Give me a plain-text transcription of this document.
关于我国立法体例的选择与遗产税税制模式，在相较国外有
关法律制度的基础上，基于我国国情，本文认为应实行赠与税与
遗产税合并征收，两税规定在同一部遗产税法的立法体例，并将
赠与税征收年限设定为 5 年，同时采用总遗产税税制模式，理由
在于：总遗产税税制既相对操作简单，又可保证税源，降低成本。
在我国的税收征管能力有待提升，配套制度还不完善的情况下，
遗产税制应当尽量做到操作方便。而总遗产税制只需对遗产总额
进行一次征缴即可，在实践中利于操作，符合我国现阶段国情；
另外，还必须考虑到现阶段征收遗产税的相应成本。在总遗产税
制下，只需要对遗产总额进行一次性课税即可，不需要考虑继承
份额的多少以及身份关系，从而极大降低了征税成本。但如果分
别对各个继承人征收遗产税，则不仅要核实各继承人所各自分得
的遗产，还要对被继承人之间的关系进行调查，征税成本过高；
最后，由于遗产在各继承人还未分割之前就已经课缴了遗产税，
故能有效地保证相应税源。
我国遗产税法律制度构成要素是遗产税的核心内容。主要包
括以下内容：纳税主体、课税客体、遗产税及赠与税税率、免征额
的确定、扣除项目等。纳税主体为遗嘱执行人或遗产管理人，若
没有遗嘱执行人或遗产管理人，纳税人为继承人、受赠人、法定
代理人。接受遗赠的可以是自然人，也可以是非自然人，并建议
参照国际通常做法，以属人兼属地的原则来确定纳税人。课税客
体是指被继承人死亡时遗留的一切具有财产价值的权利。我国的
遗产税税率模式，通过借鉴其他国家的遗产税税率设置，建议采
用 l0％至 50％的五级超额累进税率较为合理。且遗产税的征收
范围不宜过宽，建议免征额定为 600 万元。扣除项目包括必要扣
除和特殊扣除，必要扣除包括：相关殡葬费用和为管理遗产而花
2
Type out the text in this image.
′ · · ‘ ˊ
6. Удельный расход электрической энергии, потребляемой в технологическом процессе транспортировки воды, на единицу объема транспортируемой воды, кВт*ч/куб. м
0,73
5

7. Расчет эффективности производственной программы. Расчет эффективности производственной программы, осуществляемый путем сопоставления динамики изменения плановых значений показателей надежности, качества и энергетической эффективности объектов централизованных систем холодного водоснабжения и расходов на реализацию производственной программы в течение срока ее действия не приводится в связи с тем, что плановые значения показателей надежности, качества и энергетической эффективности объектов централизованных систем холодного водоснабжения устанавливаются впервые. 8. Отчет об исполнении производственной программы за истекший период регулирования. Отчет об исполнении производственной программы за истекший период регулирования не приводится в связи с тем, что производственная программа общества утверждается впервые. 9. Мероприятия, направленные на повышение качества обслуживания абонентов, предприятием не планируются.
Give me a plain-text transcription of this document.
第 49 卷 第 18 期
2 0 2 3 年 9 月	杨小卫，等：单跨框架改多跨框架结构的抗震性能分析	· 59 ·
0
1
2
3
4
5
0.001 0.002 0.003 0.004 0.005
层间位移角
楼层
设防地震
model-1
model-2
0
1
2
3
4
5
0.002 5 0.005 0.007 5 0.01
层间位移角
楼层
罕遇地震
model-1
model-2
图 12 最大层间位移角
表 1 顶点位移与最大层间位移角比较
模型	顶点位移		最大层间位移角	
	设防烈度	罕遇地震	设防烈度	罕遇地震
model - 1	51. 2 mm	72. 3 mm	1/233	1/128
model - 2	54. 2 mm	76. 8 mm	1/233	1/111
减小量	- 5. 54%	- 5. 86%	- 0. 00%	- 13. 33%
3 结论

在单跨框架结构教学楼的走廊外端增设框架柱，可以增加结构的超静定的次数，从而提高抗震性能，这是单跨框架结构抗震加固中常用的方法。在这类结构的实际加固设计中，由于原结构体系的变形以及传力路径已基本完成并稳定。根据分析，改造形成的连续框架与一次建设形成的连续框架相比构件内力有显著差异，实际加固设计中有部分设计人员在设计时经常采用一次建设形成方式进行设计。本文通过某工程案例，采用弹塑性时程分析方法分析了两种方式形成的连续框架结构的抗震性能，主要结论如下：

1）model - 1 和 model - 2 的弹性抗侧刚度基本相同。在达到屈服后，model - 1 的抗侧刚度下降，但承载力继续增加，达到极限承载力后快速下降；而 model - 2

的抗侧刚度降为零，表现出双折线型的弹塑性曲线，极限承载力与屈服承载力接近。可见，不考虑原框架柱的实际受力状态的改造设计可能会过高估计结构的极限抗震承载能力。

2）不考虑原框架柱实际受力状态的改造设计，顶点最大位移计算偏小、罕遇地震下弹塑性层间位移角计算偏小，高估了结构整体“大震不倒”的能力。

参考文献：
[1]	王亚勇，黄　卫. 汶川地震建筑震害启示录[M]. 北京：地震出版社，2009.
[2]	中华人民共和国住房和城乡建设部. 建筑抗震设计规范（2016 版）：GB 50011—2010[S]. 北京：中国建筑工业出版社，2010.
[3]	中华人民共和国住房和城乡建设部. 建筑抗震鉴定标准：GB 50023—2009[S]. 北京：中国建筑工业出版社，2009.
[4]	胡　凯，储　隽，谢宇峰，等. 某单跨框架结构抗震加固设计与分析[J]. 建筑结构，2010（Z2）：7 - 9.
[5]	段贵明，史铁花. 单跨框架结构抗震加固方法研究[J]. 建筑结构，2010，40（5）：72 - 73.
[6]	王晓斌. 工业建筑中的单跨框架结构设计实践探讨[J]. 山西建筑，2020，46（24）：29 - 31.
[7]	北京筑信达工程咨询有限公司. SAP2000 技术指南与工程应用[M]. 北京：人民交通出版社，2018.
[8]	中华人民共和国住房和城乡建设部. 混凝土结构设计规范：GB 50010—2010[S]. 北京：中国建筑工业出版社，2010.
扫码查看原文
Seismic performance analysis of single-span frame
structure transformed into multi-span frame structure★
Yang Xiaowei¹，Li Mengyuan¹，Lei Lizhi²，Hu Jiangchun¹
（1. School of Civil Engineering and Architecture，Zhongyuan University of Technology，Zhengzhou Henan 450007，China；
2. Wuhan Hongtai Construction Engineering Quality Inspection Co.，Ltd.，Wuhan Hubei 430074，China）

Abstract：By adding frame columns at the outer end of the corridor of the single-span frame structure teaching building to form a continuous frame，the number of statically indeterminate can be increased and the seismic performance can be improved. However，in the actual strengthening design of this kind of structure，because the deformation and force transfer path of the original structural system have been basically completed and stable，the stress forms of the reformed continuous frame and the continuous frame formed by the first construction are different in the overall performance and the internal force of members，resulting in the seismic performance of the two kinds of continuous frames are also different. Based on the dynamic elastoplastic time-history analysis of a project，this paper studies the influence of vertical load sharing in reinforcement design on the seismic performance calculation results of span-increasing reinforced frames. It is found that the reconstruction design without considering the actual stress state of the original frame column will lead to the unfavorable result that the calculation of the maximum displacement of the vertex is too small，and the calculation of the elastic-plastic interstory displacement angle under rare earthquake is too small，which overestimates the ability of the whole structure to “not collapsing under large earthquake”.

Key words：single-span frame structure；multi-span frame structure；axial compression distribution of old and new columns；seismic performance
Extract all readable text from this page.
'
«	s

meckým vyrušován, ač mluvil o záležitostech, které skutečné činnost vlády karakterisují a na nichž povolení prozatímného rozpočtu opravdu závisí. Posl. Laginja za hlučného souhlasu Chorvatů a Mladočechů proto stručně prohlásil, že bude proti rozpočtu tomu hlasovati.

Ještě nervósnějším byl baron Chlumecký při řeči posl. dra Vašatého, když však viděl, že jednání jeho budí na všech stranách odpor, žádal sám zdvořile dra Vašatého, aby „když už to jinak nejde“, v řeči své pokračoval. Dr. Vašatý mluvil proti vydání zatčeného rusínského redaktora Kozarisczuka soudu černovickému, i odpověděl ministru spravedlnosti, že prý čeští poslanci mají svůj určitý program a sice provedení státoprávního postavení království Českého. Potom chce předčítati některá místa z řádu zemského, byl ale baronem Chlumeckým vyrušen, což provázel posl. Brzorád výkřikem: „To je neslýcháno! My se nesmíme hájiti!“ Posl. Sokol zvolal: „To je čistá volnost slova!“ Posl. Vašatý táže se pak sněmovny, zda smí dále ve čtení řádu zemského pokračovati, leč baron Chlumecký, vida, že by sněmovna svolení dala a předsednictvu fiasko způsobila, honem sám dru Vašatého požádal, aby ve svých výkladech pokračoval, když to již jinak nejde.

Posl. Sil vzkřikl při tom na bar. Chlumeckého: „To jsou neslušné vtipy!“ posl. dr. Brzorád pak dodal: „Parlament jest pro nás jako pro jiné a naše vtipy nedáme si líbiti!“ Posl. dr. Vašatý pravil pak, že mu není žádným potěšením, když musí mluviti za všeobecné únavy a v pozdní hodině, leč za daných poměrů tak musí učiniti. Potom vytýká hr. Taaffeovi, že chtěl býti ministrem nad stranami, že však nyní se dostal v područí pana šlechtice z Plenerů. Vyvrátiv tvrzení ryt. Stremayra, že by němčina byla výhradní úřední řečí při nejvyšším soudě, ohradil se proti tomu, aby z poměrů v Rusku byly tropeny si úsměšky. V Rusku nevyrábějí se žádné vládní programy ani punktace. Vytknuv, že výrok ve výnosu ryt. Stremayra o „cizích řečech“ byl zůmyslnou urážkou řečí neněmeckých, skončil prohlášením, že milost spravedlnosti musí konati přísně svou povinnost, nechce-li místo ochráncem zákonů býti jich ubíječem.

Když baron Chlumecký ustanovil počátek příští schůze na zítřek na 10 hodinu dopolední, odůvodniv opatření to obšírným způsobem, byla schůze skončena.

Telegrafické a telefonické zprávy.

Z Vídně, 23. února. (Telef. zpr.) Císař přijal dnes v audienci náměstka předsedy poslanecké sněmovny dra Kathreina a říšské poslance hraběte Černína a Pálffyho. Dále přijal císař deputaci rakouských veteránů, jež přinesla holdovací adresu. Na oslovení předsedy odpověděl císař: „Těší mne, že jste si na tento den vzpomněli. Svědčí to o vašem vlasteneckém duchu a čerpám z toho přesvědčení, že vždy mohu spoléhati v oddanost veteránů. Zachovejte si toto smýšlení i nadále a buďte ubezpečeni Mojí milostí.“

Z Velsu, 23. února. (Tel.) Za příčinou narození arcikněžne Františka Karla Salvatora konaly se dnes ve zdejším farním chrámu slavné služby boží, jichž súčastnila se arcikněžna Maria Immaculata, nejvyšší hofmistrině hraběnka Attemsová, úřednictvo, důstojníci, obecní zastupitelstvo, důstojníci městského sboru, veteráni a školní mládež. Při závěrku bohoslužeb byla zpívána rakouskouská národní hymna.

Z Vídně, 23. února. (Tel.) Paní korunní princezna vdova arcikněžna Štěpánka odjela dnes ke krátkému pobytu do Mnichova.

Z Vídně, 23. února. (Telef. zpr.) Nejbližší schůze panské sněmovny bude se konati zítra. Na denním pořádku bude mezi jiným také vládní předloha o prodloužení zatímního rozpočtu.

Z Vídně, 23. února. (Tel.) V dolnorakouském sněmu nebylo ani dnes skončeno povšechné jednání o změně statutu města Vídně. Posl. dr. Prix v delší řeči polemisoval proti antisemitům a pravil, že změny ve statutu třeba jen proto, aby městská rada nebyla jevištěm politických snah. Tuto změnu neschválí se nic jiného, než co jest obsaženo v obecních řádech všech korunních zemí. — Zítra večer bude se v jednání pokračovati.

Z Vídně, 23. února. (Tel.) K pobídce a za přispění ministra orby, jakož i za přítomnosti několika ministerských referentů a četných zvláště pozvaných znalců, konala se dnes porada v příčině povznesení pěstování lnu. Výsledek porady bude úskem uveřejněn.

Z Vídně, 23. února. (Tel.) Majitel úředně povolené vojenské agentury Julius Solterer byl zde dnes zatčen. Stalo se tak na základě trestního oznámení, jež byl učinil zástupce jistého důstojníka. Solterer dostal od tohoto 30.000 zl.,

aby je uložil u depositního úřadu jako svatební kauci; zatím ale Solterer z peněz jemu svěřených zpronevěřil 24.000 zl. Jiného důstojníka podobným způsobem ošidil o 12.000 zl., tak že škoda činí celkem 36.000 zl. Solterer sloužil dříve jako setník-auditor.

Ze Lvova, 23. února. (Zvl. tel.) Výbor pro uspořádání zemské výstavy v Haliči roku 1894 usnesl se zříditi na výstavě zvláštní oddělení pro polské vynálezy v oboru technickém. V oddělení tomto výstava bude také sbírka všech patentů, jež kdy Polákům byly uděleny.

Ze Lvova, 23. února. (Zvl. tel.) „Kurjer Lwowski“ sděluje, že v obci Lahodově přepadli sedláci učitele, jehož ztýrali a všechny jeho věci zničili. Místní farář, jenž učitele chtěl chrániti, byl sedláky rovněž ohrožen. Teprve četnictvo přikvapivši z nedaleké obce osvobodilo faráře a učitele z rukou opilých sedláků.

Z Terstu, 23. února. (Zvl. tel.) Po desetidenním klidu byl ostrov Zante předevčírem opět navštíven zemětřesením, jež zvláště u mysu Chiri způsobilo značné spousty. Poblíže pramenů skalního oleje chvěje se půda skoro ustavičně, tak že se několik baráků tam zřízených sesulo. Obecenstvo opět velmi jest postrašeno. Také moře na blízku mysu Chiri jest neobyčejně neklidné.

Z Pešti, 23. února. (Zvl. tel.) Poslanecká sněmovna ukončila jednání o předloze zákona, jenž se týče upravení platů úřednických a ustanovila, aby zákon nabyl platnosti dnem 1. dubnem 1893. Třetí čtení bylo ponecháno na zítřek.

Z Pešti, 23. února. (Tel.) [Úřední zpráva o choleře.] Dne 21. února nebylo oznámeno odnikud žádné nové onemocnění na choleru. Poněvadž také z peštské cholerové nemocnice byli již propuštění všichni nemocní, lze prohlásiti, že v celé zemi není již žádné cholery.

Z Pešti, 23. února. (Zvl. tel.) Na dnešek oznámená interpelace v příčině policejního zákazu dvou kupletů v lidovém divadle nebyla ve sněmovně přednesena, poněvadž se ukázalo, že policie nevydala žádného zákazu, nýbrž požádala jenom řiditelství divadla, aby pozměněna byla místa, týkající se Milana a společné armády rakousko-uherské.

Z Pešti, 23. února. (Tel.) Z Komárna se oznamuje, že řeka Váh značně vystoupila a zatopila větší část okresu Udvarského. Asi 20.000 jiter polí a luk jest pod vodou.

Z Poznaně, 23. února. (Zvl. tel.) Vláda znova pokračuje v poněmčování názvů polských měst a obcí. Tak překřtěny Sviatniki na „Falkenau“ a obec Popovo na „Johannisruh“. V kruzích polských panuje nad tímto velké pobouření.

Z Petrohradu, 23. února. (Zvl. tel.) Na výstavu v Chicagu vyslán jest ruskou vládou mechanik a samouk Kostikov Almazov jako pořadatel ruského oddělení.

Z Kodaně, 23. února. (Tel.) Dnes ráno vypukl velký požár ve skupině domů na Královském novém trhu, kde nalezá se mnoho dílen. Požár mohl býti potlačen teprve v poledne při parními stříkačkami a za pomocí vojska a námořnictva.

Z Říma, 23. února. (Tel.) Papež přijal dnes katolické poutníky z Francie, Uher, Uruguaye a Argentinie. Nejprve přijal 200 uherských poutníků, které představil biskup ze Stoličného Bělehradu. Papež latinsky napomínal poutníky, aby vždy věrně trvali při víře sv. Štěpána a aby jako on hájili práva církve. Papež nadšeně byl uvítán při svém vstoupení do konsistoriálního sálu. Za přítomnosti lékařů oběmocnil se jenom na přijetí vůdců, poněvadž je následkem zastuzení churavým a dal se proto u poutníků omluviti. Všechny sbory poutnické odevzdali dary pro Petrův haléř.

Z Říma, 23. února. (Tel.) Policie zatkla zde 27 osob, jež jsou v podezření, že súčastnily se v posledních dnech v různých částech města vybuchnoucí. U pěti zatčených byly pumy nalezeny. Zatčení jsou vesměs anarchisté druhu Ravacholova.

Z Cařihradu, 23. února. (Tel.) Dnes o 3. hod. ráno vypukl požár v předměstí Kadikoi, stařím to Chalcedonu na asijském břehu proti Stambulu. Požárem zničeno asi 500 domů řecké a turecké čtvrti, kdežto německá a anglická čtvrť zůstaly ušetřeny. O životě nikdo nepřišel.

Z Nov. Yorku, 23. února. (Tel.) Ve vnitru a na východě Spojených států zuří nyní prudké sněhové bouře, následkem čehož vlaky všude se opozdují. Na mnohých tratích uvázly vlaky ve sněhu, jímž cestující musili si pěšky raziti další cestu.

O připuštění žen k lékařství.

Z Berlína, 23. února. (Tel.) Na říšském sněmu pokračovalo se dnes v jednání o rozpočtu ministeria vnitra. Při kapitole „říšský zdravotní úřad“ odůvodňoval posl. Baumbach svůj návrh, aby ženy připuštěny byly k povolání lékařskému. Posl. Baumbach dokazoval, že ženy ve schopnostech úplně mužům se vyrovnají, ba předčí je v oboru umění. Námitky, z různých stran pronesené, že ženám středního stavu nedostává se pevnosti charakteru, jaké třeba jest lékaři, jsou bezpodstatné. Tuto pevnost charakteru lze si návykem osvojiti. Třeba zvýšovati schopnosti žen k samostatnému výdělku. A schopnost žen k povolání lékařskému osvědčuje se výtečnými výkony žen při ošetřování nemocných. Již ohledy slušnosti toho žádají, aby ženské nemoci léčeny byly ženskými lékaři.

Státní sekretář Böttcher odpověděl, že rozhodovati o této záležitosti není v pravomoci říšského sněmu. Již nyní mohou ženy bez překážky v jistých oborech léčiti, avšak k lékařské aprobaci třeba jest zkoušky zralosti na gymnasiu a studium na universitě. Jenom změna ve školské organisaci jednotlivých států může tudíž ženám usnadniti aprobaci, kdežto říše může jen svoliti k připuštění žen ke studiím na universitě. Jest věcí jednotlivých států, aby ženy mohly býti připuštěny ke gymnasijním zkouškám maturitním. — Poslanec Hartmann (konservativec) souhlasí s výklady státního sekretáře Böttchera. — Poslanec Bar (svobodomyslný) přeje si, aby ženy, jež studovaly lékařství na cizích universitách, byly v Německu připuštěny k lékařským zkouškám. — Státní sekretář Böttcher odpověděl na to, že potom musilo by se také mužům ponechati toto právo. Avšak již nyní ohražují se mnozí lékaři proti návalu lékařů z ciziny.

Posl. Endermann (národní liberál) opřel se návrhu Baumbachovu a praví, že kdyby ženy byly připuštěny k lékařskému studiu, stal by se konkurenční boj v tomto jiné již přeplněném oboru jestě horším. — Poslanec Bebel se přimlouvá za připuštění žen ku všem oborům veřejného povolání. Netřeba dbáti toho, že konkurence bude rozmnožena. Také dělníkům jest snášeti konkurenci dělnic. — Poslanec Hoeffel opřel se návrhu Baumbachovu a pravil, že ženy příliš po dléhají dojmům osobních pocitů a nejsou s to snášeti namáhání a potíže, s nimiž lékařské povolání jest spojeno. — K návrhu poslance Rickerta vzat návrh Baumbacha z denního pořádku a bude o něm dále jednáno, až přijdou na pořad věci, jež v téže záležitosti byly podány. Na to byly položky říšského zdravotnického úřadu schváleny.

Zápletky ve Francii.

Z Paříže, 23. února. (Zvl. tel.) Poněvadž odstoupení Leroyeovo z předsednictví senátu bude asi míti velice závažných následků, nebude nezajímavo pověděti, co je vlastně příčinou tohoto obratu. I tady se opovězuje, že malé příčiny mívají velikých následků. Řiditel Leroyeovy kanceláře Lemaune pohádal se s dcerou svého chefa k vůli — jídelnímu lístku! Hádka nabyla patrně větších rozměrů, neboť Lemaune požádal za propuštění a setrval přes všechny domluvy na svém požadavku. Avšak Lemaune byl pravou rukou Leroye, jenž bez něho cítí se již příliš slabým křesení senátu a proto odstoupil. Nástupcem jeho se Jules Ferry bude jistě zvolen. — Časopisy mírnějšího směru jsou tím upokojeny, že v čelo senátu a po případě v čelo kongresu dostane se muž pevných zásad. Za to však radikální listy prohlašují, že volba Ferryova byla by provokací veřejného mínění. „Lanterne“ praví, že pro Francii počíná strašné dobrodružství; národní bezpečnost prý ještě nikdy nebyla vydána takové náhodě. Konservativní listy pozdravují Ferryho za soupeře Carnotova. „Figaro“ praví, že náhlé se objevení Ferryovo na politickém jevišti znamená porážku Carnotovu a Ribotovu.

---------------

**Work to be completed**
The answer must consist solely of the number of lines in the entries that contain the word "arcikněžna".

**Written solution**
2